##### EXTRACTED ENTRIES #####

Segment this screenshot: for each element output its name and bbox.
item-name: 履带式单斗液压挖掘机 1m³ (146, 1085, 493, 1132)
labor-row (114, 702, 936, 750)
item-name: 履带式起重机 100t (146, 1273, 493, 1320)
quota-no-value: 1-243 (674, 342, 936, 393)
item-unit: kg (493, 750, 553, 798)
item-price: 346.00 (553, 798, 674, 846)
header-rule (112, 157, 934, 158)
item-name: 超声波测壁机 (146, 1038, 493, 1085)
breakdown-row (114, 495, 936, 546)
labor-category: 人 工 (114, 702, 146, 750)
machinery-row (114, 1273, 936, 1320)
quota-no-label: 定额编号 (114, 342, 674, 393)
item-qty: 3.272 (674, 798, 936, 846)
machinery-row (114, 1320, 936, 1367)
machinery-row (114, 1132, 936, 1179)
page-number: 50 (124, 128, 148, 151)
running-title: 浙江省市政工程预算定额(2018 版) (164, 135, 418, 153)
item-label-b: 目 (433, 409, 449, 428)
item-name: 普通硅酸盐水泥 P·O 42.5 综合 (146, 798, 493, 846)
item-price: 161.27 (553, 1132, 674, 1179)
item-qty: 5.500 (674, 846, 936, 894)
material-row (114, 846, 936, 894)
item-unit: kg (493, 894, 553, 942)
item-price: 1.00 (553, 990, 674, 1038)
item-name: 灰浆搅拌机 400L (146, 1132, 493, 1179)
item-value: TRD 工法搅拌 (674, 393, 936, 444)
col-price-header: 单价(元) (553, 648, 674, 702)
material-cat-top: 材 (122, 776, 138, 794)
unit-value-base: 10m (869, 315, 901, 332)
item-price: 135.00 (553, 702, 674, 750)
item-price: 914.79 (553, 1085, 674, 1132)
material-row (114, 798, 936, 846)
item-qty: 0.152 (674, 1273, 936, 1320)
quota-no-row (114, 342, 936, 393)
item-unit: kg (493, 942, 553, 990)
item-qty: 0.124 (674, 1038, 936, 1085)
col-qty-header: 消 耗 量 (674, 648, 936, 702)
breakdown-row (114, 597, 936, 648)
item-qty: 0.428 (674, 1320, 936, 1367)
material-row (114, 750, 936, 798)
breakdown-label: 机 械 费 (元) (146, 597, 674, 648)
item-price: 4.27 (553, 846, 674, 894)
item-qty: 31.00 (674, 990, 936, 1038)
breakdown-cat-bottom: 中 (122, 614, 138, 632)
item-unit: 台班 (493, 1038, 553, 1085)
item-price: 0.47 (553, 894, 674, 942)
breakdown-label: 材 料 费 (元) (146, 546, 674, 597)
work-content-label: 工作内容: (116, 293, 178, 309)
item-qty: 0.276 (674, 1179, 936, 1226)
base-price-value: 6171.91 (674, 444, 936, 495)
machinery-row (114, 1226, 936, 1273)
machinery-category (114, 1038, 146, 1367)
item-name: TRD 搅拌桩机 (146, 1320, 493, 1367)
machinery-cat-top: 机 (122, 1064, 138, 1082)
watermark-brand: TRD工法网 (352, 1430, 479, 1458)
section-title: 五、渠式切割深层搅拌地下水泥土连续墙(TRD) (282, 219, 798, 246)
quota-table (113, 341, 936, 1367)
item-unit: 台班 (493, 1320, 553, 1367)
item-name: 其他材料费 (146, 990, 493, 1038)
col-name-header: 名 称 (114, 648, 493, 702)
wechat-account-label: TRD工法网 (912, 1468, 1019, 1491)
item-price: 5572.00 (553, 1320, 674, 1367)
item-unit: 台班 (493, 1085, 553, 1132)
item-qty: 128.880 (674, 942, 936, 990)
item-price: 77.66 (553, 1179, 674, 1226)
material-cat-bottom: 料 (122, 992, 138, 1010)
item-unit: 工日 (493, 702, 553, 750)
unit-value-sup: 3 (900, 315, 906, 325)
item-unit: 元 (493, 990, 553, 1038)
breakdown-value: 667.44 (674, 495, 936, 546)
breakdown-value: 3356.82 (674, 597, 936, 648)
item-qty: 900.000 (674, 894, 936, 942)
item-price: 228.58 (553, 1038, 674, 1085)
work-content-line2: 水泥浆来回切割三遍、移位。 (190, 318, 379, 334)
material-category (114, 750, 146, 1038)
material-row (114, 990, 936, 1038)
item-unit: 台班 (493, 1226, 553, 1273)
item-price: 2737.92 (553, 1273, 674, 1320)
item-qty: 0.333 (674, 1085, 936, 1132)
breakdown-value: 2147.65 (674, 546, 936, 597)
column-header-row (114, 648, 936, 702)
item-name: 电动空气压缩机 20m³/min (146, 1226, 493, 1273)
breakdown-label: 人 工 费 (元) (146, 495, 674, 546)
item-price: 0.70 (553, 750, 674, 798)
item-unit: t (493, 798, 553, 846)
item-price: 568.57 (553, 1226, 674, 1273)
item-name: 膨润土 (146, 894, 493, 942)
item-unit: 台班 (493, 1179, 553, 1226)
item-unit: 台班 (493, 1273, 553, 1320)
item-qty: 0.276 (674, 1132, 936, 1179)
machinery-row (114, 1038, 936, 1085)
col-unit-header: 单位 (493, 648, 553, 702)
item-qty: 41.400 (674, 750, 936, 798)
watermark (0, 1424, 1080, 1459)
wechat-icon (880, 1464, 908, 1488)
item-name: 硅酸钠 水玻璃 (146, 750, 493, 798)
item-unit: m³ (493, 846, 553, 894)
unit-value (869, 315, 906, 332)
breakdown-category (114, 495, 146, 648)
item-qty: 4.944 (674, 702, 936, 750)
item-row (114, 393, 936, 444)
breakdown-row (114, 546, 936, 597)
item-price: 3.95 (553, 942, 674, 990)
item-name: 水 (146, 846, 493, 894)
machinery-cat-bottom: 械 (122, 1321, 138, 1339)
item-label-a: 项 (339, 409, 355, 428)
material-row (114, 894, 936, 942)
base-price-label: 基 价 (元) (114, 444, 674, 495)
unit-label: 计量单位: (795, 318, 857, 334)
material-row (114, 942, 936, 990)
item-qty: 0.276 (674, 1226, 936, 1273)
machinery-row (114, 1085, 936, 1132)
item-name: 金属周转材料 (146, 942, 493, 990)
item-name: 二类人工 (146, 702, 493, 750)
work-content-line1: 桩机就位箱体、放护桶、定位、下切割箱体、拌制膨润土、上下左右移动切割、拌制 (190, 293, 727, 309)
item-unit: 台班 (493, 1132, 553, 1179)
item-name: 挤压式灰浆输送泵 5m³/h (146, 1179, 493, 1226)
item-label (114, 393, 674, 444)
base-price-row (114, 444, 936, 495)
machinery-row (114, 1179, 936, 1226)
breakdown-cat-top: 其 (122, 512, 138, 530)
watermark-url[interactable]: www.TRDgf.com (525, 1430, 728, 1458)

#####

### [STATED EXERCISE]
Repeat the entries above verbatim, from the first line through the line containing "section-title: 五、渠式切割深层搅拌地下水泥土连续墙(TRD) (282, 219, 798, 246)".

### [RESPONSE BELOW]
Segment this screenshot: for each element output its name and bbox.
item-name: 履带式单斗液压挖掘机 1m³ (146, 1085, 493, 1132)
labor-row (114, 702, 936, 750)
item-name: 履带式起重机 100t (146, 1273, 493, 1320)
quota-no-value: 1-243 (674, 342, 936, 393)
item-unit: kg (493, 750, 553, 798)
item-price: 346.00 (553, 798, 674, 846)
header-rule (112, 157, 934, 158)
item-name: 超声波测壁机 (146, 1038, 493, 1085)
breakdown-row (114, 495, 936, 546)
labor-category: 人 工 (114, 702, 146, 750)
machinery-row (114, 1273, 936, 1320)
quota-no-label: 定额编号 (114, 342, 674, 393)
item-qty: 3.272 (674, 798, 936, 846)
machinery-row (114, 1320, 936, 1367)
machinery-row (114, 1132, 936, 1179)
page-number: 50 (124, 128, 148, 151)
running-title: 浙江省市政工程预算定额(2018 版) (164, 135, 418, 153)
item-label-b: 目 (433, 409, 449, 428)
item-name: 普通硅酸盐水泥 P·O 42.5 综合 (146, 798, 493, 846)
item-price: 161.27 (553, 1132, 674, 1179)
item-qty: 5.500 (674, 846, 936, 894)
material-row (114, 846, 936, 894)
item-unit: kg (493, 894, 553, 942)
item-price: 1.00 (553, 990, 674, 1038)
item-name: 灰浆搅拌机 400L (146, 1132, 493, 1179)
item-value: TRD 工法搅拌 (674, 393, 936, 444)
col-price-header: 单价(元) (553, 648, 674, 702)
material-cat-top: 材 (122, 776, 138, 794)
unit-value-base: 10m (869, 315, 901, 332)
item-price: 135.00 (553, 702, 674, 750)
item-price: 914.79 (553, 1085, 674, 1132)
material-row (114, 798, 936, 846)
item-qty: 0.152 (674, 1273, 936, 1320)
quota-no-row (114, 342, 936, 393)
item-unit: kg (493, 942, 553, 990)
item-qty: 0.124 (674, 1038, 936, 1085)
col-qty-header: 消 耗 量 (674, 648, 936, 702)
breakdown-row (114, 597, 936, 648)
item-qty: 0.428 (674, 1320, 936, 1367)
material-row (114, 750, 936, 798)
breakdown-label: 机 械 费 (元) (146, 597, 674, 648)
item-price: 4.27 (553, 846, 674, 894)
item-qty: 31.00 (674, 990, 936, 1038)
breakdown-cat-bottom: 中 (122, 614, 138, 632)
item-unit: 台班 (493, 1038, 553, 1085)
item-price: 0.47 (553, 894, 674, 942)
breakdown-label: 材 料 费 (元) (146, 546, 674, 597)
work-content-label: 工作内容: (116, 293, 178, 309)
item-qty: 0.276 (674, 1179, 936, 1226)
base-price-value: 6171.91 (674, 444, 936, 495)
machinery-row (114, 1226, 936, 1273)
machinery-category (114, 1038, 146, 1367)
item-name: TRD 搅拌桩机 (146, 1320, 493, 1367)
machinery-cat-top: 机 (122, 1064, 138, 1082)
watermark-brand: TRD工法网 (352, 1430, 479, 1458)
section-title: 五、渠式切割深层搅拌地下水泥土连续墙(TRD) (282, 219, 798, 246)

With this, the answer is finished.